→ **EXERCISE PROMPT**: Find the lines holding "Canada" and copy them.
▽
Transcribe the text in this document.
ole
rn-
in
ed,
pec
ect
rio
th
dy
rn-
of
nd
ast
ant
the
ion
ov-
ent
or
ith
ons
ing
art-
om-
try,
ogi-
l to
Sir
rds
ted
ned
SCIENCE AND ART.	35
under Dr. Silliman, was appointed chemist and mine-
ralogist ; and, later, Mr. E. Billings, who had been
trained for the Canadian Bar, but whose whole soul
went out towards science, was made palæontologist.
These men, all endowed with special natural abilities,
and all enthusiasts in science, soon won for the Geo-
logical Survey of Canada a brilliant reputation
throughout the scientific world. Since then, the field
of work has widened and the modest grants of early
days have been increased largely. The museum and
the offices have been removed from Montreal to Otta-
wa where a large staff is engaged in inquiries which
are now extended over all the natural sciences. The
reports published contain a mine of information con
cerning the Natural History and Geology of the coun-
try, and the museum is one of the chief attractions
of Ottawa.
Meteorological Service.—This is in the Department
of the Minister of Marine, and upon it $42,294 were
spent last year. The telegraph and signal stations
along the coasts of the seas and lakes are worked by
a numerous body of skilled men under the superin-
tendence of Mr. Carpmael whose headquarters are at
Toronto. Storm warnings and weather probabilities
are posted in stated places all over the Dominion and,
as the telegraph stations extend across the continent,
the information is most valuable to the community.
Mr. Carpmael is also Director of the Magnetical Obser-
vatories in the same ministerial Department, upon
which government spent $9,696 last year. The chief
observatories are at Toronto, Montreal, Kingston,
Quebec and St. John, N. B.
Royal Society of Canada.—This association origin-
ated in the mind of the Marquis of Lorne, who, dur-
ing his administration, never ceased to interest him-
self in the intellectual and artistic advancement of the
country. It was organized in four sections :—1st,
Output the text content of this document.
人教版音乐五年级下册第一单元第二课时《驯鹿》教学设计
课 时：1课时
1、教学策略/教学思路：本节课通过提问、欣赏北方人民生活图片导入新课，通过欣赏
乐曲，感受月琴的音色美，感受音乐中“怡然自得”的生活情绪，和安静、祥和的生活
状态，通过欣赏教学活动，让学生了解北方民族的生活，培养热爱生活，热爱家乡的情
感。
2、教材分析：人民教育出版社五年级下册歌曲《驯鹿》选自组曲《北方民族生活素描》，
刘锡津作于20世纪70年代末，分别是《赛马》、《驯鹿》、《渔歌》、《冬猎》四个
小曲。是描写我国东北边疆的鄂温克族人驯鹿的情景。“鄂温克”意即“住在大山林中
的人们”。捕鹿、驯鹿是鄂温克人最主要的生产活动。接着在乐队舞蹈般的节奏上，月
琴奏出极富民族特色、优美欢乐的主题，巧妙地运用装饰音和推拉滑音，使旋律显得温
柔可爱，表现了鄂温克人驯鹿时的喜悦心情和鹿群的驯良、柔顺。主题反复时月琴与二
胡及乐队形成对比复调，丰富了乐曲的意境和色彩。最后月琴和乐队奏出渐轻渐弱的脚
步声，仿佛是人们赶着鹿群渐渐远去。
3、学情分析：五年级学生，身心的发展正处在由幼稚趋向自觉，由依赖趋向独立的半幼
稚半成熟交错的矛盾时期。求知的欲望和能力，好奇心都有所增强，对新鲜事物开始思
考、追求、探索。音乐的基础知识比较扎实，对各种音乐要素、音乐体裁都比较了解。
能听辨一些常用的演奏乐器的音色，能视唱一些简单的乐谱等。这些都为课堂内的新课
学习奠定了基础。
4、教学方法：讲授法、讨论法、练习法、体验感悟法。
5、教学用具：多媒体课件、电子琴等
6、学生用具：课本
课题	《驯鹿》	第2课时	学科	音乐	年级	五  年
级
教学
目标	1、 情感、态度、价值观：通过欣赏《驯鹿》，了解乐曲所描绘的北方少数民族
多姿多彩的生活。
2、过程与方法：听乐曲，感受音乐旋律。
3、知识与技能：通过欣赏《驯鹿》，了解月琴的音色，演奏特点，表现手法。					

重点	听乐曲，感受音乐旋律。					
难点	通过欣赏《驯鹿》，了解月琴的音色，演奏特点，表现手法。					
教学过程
△
→ **TASK ANSWER**:
logical Survey of Canada a brilliant reputation
Royal Society of Canada.—This association origin-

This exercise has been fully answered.